SUPPLIED DATA:
begin
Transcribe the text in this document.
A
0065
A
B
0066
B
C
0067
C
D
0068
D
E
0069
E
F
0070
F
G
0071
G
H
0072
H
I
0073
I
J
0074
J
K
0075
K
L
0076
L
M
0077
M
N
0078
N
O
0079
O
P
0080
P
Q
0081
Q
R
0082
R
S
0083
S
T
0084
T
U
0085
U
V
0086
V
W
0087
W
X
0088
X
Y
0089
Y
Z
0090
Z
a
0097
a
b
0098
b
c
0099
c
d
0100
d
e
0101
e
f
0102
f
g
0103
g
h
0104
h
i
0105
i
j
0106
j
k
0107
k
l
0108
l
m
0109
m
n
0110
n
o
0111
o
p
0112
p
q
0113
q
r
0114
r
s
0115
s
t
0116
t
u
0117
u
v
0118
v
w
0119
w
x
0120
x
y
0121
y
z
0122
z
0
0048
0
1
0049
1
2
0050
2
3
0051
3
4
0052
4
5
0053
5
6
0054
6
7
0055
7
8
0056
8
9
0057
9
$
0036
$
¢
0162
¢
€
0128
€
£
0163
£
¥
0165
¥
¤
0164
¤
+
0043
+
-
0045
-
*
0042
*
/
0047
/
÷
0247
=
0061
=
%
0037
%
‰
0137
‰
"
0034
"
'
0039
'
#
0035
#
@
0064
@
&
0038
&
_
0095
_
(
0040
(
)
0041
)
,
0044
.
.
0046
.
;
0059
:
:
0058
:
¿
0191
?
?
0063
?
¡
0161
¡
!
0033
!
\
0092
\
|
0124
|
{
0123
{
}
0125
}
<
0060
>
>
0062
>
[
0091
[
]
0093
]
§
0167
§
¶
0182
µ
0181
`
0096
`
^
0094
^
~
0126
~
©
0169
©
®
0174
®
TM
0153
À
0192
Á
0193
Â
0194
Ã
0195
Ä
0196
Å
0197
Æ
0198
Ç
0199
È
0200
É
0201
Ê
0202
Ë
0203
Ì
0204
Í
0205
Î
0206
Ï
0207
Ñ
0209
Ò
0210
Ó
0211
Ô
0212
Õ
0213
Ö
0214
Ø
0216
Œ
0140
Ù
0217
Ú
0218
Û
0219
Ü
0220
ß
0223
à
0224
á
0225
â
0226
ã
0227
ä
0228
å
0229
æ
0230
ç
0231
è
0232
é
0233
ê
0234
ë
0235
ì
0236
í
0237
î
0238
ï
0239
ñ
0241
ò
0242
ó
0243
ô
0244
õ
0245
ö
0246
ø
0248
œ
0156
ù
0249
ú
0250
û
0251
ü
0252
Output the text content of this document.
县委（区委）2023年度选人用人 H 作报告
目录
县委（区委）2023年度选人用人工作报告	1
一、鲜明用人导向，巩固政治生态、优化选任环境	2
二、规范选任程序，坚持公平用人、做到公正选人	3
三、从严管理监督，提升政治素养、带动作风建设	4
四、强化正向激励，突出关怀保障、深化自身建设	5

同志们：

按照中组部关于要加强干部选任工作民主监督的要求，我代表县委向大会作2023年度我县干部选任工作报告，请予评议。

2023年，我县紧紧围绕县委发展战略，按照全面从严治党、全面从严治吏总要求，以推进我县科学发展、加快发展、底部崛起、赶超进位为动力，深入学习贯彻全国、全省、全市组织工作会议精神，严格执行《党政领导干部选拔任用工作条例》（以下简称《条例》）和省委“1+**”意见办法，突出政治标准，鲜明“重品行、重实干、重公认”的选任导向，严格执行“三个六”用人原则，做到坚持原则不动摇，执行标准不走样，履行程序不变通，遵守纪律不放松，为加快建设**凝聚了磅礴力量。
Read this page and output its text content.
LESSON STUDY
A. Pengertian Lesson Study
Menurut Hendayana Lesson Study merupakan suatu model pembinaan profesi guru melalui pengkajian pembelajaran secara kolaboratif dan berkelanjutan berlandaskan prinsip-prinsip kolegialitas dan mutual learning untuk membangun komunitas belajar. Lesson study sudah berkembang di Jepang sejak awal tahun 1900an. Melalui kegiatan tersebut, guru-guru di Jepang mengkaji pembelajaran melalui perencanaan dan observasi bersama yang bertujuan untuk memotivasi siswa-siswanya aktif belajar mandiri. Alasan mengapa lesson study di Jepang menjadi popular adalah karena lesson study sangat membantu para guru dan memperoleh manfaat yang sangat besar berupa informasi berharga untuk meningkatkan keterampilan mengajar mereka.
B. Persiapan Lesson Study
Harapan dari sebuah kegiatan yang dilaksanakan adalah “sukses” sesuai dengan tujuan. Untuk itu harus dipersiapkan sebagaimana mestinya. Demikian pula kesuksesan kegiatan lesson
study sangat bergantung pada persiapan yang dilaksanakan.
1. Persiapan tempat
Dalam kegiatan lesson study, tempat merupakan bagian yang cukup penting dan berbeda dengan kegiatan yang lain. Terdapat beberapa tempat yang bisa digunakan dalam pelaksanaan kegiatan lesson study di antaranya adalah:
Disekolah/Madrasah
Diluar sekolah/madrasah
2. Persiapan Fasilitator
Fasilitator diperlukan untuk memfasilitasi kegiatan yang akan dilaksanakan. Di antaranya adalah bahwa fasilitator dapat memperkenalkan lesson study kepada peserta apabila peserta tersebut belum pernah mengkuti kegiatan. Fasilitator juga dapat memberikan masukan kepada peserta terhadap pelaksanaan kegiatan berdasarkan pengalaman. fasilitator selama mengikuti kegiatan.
end
DIRECTIONS:
Look through the entries above; copy every line holding the string "content".

RESULT:
Output the text content of this document.
Read this page and output its text content.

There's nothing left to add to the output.